▸ GOAL: Without the images, print all the entries below exactly as given.

·····

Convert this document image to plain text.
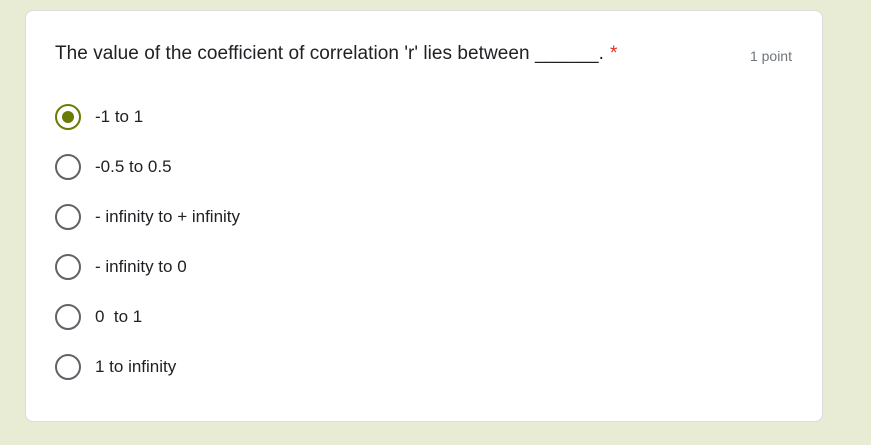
The value of the coefficient of correlation 'r' lies between ______. *	1 point
-1 to 1
-0.5 to 0.5
- infinity to + infinity
- infinity to 0
0  to 1
1 to infinity
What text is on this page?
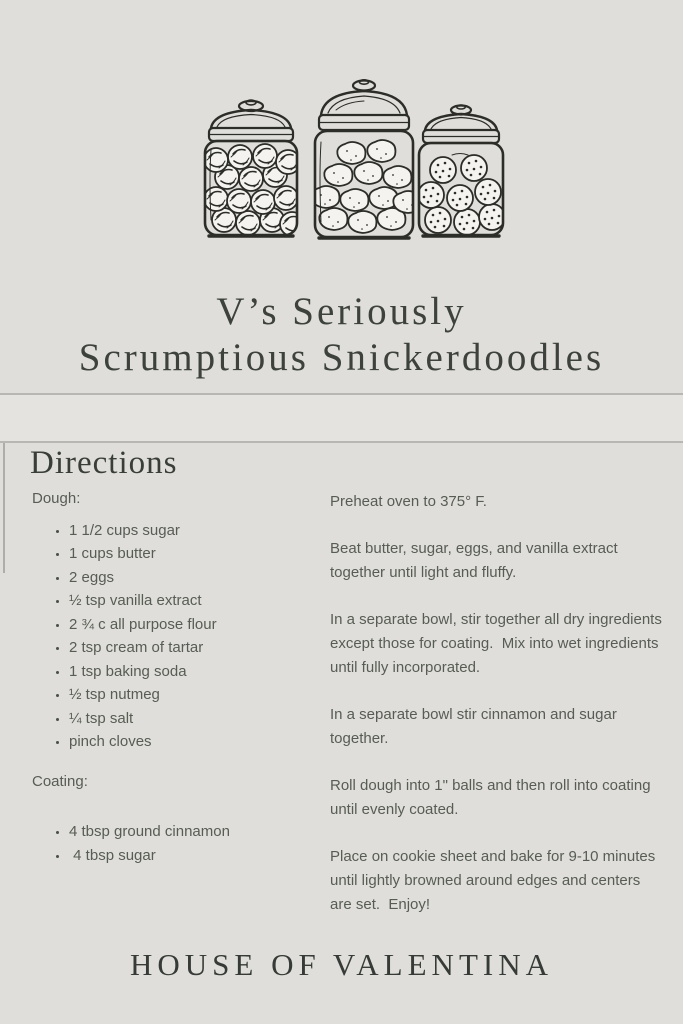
V’s Seriously
Scrumptious Snickerdoodles
Directions

Dough:

• 1 1/2 cups sugar
• 1 cups butter
• 2 eggs
• ½ tsp vanilla extract
• 2 ¾ c all purpose flour
• 2 tsp cream of tartar
• 1 tsp baking soda
• ½ tsp nutmeg
• ¼ tsp salt
• pinch cloves

Coating:

• 4 tbsp ground cinnamon
•  4 tbsp sugar

Preheat oven to 375° F.

Beat butter, sugar, eggs, and vanilla extract together until light and fluffy.

In a separate bowl, stir together all dry ingredients except those for coating.  Mix into wet ingredients until fully incorporated.

In a separate bowl stir cinnamon and sugar together.

Roll dough into 1" balls and then roll into coating until evenly coated.

Place on cookie sheet and bake for 9-10 minutes until lightly browned around edges and centers are set.  Enjoy!

HOUSE OF VALENTINA
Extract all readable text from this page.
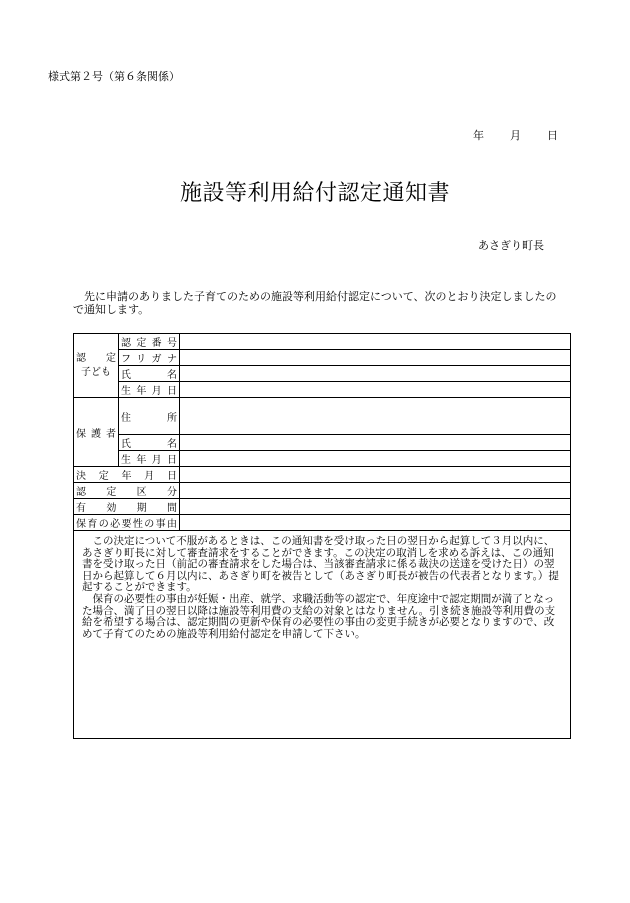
様式第２号（第６条関係）
年 月 日
施設等利用給付認定通知書
あさぎり町長
先に申請のありました子育てのための施設等利用給付認定について、次のとおり決定しましたので通知します。
認　　定
子ども	認定番号	
	フリガナ	
	氏　名	
	生年月日	
保護者	住　所	
	氏　名	
	生年月日	
決定年月日		
認定区分		
有効期間		
保育の必要性の事由		

この決定について不服があるときは、この通知書を受け取った日の翌日から起算して３月以内に、あさぎり町長に対して審査請求をすることができます。この決定の取消しを求める訴えは、この通知書を受け取った日（前記の審査請求をした場合は、当該審査請求に係る裁決の送達を受けた日）の翌日から起算して６月以内に、あさぎり町を被告として（あさぎり町長が被告の代表者となります。）提起することができます。

保育の必要性の事由が妊娠・出産、就学、求職活動等の認定で、年度途中で認定期間が満了となった場合、満了日の翌日以降は施設等利用費の支給の対象とはなりません。引き続き施設等利用費の支給を希望する場合は、認定期間の更新や保育の必要性の事由の変更手続きが必要となりますので、改めて子育てのための施設等利用給付認定を申請して下さい。		
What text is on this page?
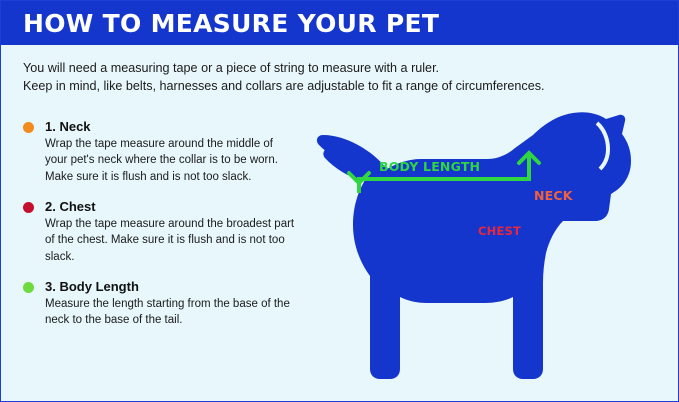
HOW TO MEASURE YOUR PET
You will need a measuring tape or a piece of string to measure with a ruler.
Keep in mind, like belts, harnesses and collars are adjustable to fit a range of circumferences.
1. Neck
Wrap the tape measure around the middle of your pet's neck where the collar is to be worn. Make sure it is flush and is not too slack.
2. Chest
Wrap the tape measure around the broadest part of the chest. Make sure it is flush and is not too slack.
3. Body Length
Measure the length starting from the base of the neck to the base of the tail.
BODY LENGTH
NECK
CHEST
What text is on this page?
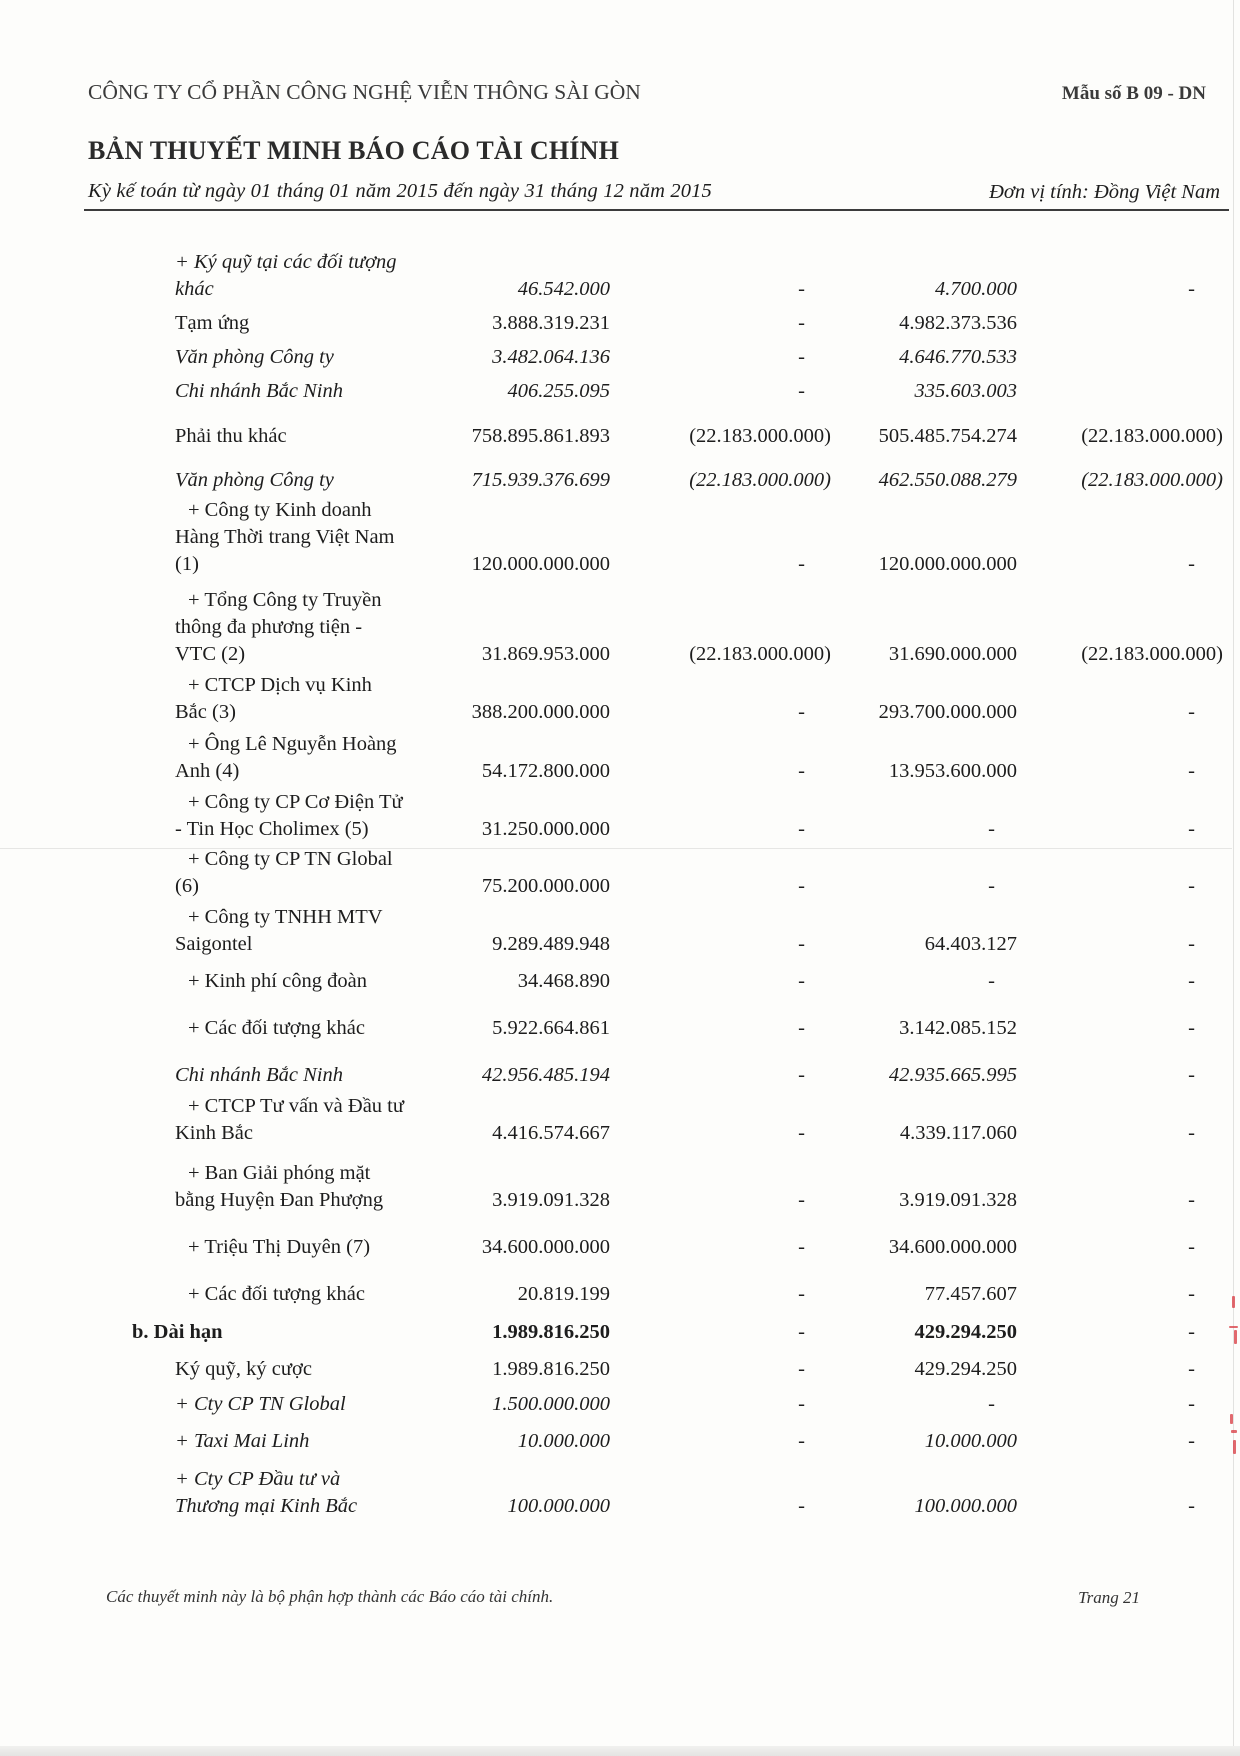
CÔNG TY CỔ PHẦN CÔNG NGHỆ VIỄN THÔNG SÀI GÒN	Mẫu số B 09 - DN
BẢN THUYẾT MINH BÁO CÁO TÀI CHÍNH
Kỳ kế toán từ ngày 01 tháng 01 năm 2015 đến ngày 31 tháng 12 năm 2015	Đơn vị tính: Đồng Việt Nam
+ Ký quỹ tại các đối tượng
khác	46.542.000	-	4.700.000	-
Tạm ứng	3.888.319.231	-	4.982.373.536
Văn phòng Công ty	3.482.064.136	-	4.646.770.533
Chi nhánh Bắc Ninh	406.255.095	-	335.603.003
Phải thu khác	758.895.861.893	(22.183.000.000) 505.485.754.274	(22.183.000.000)
Văn phòng Công ty	715.939.376.699	(22.183.000.000) 462.550.088.279	(22.183.000.000)
+ Công ty Kinh doanh
Hàng Thời trang Việt Nam
(1)	120.000.000.000	-	120.000.000.000	-
+ Tổng Công ty Truyền
thông đa phương tiện -
VTC (2)	31.869.953.000	(22.183.000.000)	31.690.000.000	(22.183.000.000)
+ CTCP Dịch vụ Kinh
Bắc (3)	388.200.000.000	-	293.700.000.000	-
+ Ông Lê Nguyễn Hoàng
Anh (4)	54.172.800.000	-	13.953.600.000	-
+ Công ty CP Cơ Điện Tử
- Tin Học Cholimex (5)	31.250.000.000	-	-	-
+ Công ty CP TN Global
(6)	75.200.000.000	-	-	-
+ Công ty TNHH MTV
Saigontel	9.289.489.948	-	64.403.127	-
+ Kinh phí công đoàn	34.468.890	-	-	-
+ Các đối tượng khác	5.922.664.861	-	3.142.085.152	-
Chi nhánh Bắc Ninh	42.956.485.194	-	42.935.665.995	-
+ CTCP Tư vấn và Đầu tư
Kinh Bắc	4.416.574.667	-	4.339.117.060	-
+ Ban Giải phóng mặt
bằng Huyện Đan Phượng	3.919.091.328	-	3.919.091.328	-
+ Triệu Thị Duyên (7)	34.600.000.000	-	34.600.000.000	-
+ Các đối tượng khác	20.819.199	-	77.457.607	-
b. Dài hạn	1.989.816.250	-	429.294.250	-
Ký quỹ, ký cược	1.989.816.250	-	429.294.250	-
+ Cty CP TN Global	1.500.000.000	-	-	-
+ Taxi Mai Linh	10.000.000	-	10.000.000	-
+ Cty CP Đầu tư và
Thương mại Kinh Bắc	100.000.000	-	100.000.000	-
Các thuyết minh này là bộ phận hợp thành các Báo cáo tài chính.	Trang 21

·····

▸ SOLUTION:
Convert this document image to plain text.
The value of the coefficient of correlation 'r' lies between ______. *	1 point
-1 to 1
-0.5 to 0.5
- infinity to + infinity
- infinity to 0
0  to 1
1 to infinity
What text is on this page?
V’s Seriously
Scrumptious Snickerdoodles
Directions

Dough:

• 1 1/2 cups sugar
• 1 cups butter
• 2 eggs
• ½ tsp vanilla extract
• 2 ¾ c all purpose flour
• 2 tsp cream of tartar
• 1 tsp baking soda
• ½ tsp nutmeg
• ¼ tsp salt
• pinch cloves

Coating:

• 4 tbsp ground cinnamon
•  4 tbsp sugar

Preheat oven to 375° F.

Beat butter, sugar, eggs, and vanilla extract together until light and fluffy.

In a separate bowl, stir together all dry ingredients except those for coating.  Mix into wet ingredients until fully incorporated.

In a separate bowl stir cinnamon and sugar together.

Roll dough into 1" balls and then roll into coating until evenly coated.

Place on cookie sheet and bake for 9-10 minutes until lightly browned around edges and centers are set.  Enjoy!

HOUSE OF VALENTINA
Extract all readable text from this page.
様式第２号（第６条関係）
年 月 日
施設等利用給付認定通知書
あさぎり町長
先に申請のありました子育てのための施設等利用給付認定について、次のとおり決定しましたので通知します。
認　　定
子ども	認定番号	
	フリガナ	
	氏　名	
	生年月日	
保護者	住　所	
	氏　名	
	生年月日	
決定年月日		
認定区分		
有効期間		
保育の必要性の事由		

この決定について不服があるときは、この通知書を受け取った日の翌日から起算して３月以内に、あさぎり町長に対して審査請求をすることができます。この決定の取消しを求める訴えは、この通知書を受け取った日（前記の審査請求をした場合は、当該審査請求に係る裁決の送達を受けた日）の翌日から起算して６月以内に、あさぎり町を被告として（あさぎり町長が被告の代表者となります。）提起することができます。

保育の必要性の事由が妊娠・出産、就学、求職活動等の認定で、年度途中で認定期間が満了となった場合、満了日の翌日以降は施設等利用費の支給の対象とはなりません。引き続き施設等利用費の支給を希望する場合は、認定期間の更新や保育の必要性の事由の変更手続きが必要となりますので、改めて子育てのための施設等利用給付認定を申請して下さい。		
What text is on this page?
HOW TO MEASURE YOUR PET
You will need a measuring tape or a piece of string to measure with a ruler.
Keep in mind, like belts, harnesses and collars are adjustable to fit a range of circumferences.
1. Neck
Wrap the tape measure around the middle of your pet's neck where the collar is to be worn. Make sure it is flush and is not too slack.
2. Chest
Wrap the tape measure around the broadest part of the chest. Make sure it is flush and is not too slack.
3. Body Length
Measure the length starting from the base of the neck to the base of the tail.
BODY LENGTH
NECK
CHEST
What text is on this page?
CÔNG TY CỔ PHẦN CÔNG NGHỆ VIỄN THÔNG SÀI GÒN	Mẫu số B 09 - DN
BẢN THUYẾT MINH BÁO CÁO TÀI CHÍNH
Kỳ kế toán từ ngày 01 tháng 01 năm 2015 đến ngày 31 tháng 12 năm 2015	Đơn vị tính: Đồng Việt Nam
+ Ký quỹ tại các đối tượng
khác	46.542.000	-	4.700.000	-
Tạm ứng	3.888.319.231	-	4.982.373.536
Văn phòng Công ty	3.482.064.136	-	4.646.770.533
Chi nhánh Bắc Ninh	406.255.095	-	335.603.003
Phải thu khác	758.895.861.893	(22.183.000.000) 505.485.754.274	(22.183.000.000)
Văn phòng Công ty	715.939.376.699	(22.183.000.000) 462.550.088.279	(22.183.000.000)
+ Công ty Kinh doanh
Hàng Thời trang Việt Nam
(1)	120.000.000.000	-	120.000.000.000	-
+ Tổng Công ty Truyền
thông đa phương tiện -
VTC (2)	31.869.953.000	(22.183.000.000)	31.690.000.000	(22.183.000.000)
+ CTCP Dịch vụ Kinh
Bắc (3)	388.200.000.000	-	293.700.000.000	-
+ Ông Lê Nguyễn Hoàng
Anh (4)	54.172.800.000	-	13.953.600.000	-
+ Công ty CP Cơ Điện Tử
- Tin Học Cholimex (5)	31.250.000.000	-	-	-
+ Công ty CP TN Global
(6)	75.200.000.000	-	-	-
+ Công ty TNHH MTV
Saigontel	9.289.489.948	-	64.403.127	-
+ Kinh phí công đoàn	34.468.890	-	-	-
+ Các đối tượng khác	5.922.664.861	-	3.142.085.152	-
Chi nhánh Bắc Ninh	42.956.485.194	-	42.935.665.995	-
+ CTCP Tư vấn và Đầu tư
Kinh Bắc	4.416.574.667	-	4.339.117.060	-
+ Ban Giải phóng mặt
bằng Huyện Đan Phượng	3.919.091.328	-	3.919.091.328	-
+ Triệu Thị Duyên (7)	34.600.000.000	-	34.600.000.000	-
+ Các đối tượng khác	20.819.199	-	77.457.607	-
b. Dài hạn	1.989.816.250	-	429.294.250	-
Ký quỹ, ký cược	1.989.816.250	-	429.294.250	-
+ Cty CP TN Global	1.500.000.000	-	-	-
+ Taxi Mai Linh	10.000.000	-	10.000.000	-
+ Cty CP Đầu tư và
Thương mại Kinh Bắc	100.000.000	-	100.000.000	-
Các thuyết minh này là bộ phận hợp thành các Báo cáo tài chính.	Trang 21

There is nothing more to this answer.